**Requirements**: Set down each record exactly as written.

**Record extracts**:
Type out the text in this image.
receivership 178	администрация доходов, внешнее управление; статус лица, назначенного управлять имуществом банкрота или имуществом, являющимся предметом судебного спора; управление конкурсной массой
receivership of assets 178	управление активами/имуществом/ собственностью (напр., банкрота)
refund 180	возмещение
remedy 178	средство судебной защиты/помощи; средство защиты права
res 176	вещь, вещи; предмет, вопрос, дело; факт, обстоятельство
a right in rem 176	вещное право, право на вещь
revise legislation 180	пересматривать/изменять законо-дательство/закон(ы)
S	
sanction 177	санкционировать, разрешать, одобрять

**Solution to the problem**:
Type out the text in this image.
receivership 178	администрация доходов, внешнее управление; статус лица, назначенного управлять имуществом банкрота или имуществом, являющимся предметом судебного спора; управление конкурсной массой
receivership of assets 178	управление активами/имуществом/ собственностью (напр., банкрота)
refund 180	возмещение
remedy 178	средство судебной защиты/помощи; средство защиты права
res 176	вещь, вещи; предмет, вопрос, дело; факт, обстоятельство
a right in rem 176	вещное право, право на вещь
revise legislation 180	пересматривать/изменять законо-дательство/закон(ы)
S	
sanction 177	санкционировать, разрешать, одобрять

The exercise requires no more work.